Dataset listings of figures
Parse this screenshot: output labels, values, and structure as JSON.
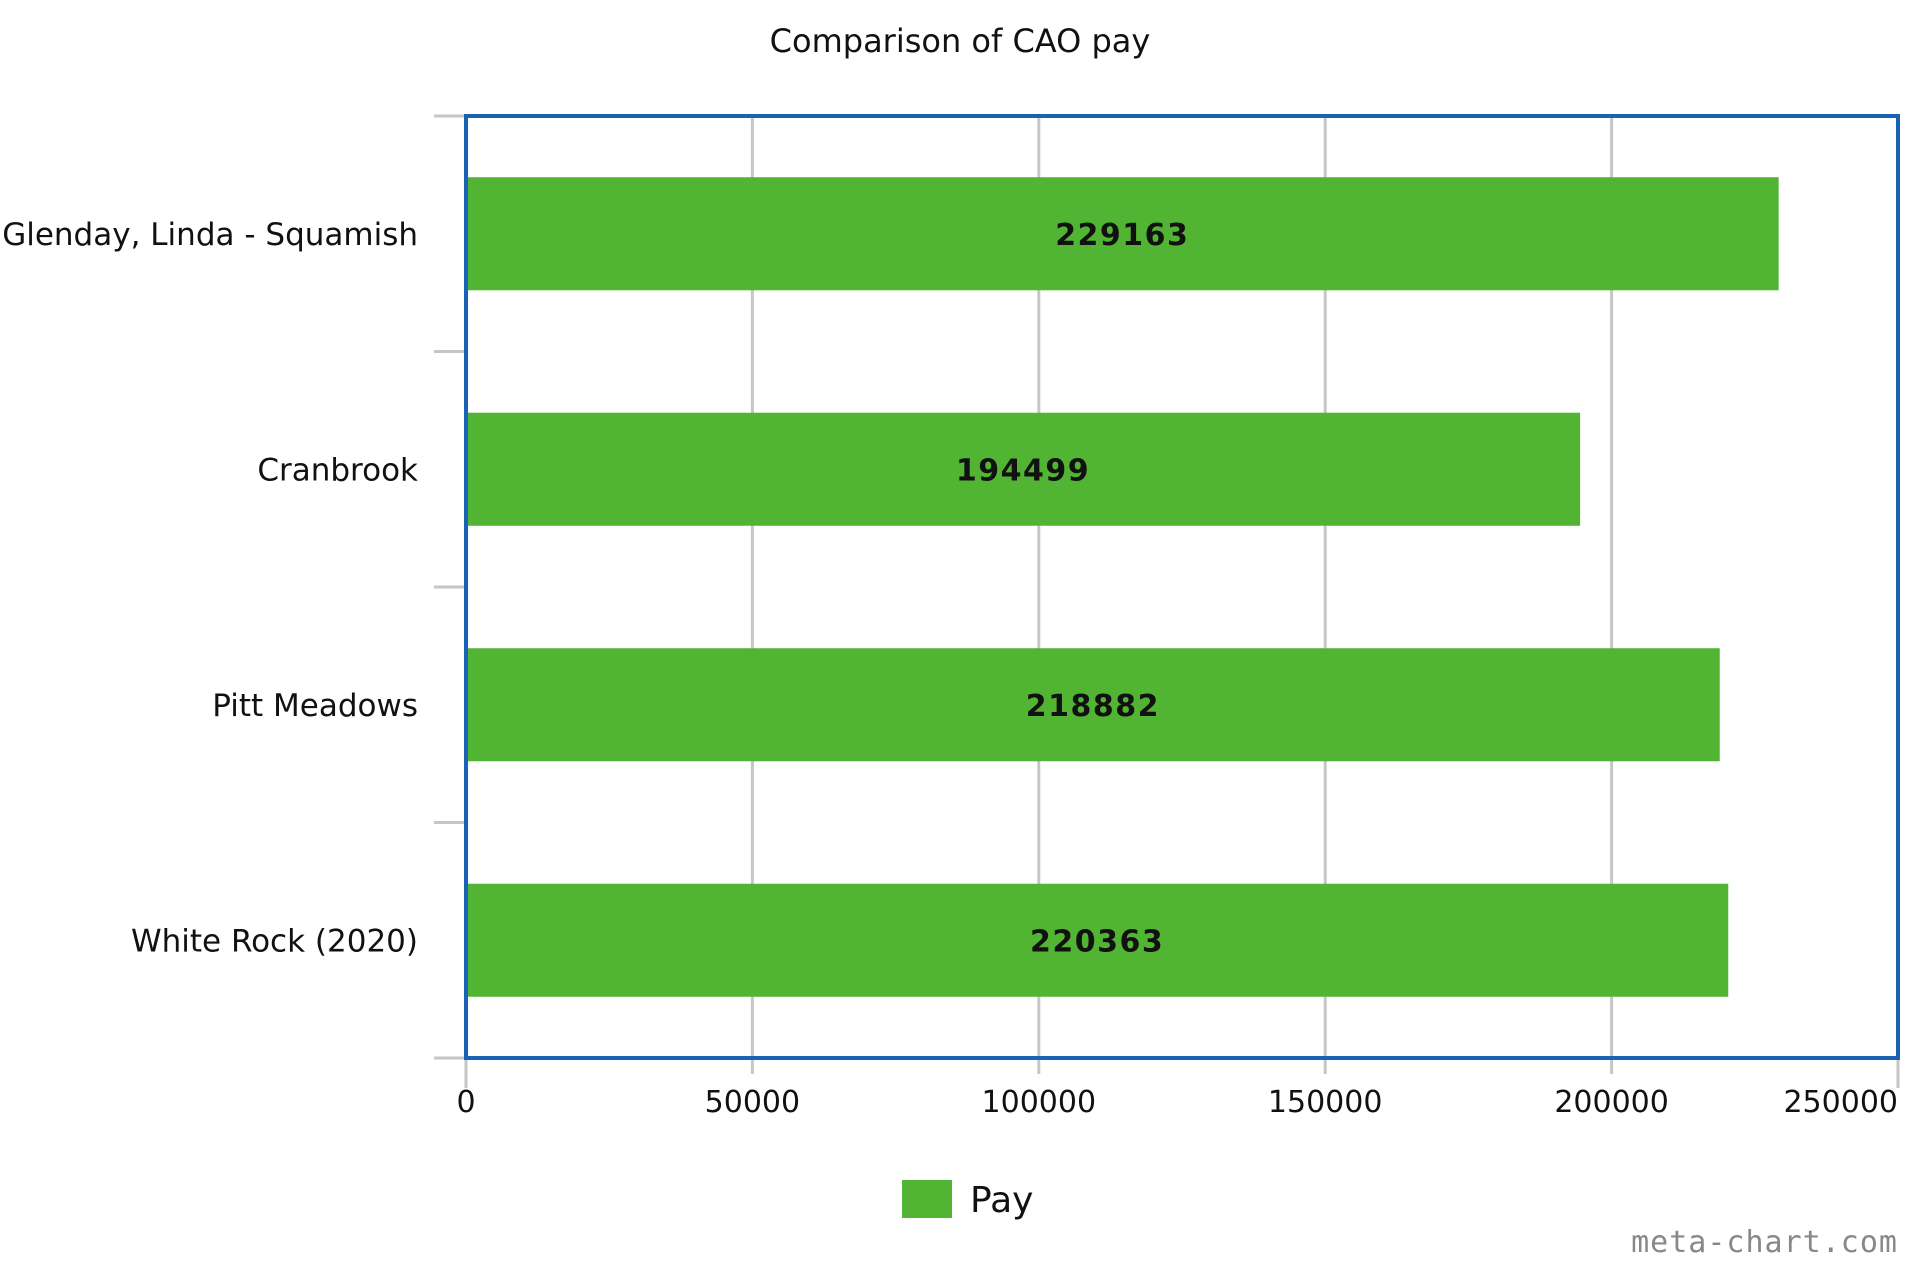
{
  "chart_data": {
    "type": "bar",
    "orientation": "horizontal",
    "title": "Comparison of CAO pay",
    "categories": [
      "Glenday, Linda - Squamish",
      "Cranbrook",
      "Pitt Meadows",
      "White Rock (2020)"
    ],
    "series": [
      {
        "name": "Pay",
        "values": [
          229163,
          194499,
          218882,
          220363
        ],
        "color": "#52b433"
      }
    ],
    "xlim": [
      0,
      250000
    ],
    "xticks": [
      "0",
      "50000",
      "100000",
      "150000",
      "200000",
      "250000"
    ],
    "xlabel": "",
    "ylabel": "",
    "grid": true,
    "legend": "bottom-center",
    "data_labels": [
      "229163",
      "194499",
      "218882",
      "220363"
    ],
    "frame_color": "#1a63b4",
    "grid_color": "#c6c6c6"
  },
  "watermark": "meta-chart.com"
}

...

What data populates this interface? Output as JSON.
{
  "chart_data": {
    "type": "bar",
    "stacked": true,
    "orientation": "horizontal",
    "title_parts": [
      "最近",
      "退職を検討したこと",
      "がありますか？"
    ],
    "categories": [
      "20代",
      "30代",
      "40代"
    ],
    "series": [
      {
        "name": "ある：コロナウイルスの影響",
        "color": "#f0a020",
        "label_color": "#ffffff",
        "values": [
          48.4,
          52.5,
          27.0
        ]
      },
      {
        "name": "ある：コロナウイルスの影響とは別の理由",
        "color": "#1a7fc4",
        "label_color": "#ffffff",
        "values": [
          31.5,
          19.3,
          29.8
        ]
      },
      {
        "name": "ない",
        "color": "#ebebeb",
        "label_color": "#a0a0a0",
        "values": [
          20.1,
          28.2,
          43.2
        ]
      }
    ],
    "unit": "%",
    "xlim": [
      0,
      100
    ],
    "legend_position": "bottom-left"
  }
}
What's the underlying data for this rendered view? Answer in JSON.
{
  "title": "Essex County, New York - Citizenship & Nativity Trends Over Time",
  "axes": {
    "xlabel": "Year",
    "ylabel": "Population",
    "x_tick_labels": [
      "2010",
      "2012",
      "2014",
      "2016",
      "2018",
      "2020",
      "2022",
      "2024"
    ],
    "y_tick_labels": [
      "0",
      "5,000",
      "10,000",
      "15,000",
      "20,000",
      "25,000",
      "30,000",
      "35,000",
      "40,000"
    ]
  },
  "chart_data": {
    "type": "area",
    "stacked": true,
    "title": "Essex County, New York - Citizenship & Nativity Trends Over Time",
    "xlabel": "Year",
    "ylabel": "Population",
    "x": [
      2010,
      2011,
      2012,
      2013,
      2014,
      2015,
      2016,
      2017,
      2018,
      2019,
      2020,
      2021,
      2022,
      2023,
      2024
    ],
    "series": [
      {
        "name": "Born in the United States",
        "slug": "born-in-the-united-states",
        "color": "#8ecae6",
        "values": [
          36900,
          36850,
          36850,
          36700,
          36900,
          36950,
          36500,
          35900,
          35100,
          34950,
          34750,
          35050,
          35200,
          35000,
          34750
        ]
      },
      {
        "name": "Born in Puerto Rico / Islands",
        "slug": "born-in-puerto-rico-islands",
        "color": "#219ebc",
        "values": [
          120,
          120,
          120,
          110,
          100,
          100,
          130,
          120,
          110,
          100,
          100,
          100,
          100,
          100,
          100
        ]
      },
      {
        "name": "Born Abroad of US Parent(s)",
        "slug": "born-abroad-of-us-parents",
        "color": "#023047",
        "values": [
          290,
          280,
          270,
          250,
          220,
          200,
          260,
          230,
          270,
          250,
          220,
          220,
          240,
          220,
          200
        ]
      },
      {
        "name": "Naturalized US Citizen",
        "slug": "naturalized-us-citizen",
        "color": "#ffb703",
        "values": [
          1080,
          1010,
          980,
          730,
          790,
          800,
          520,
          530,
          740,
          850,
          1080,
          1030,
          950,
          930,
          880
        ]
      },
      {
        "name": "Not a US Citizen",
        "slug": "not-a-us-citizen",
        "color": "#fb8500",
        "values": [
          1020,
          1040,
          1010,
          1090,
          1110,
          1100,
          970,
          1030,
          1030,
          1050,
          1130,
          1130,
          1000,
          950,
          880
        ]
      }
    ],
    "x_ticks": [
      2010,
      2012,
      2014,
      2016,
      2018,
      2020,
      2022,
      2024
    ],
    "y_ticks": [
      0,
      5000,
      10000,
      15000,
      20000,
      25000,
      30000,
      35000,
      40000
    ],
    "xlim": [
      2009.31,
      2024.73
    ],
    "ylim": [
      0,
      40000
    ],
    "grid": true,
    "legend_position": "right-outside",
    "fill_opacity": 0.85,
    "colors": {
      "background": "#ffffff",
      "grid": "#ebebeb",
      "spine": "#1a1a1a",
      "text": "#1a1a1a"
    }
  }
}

Given instruction => List the lines of the records where "What" occurs.

Exercise result =>
What data populates this interface? Output as JSON.
What's the underlying data for this rendered view? Answer in JSON.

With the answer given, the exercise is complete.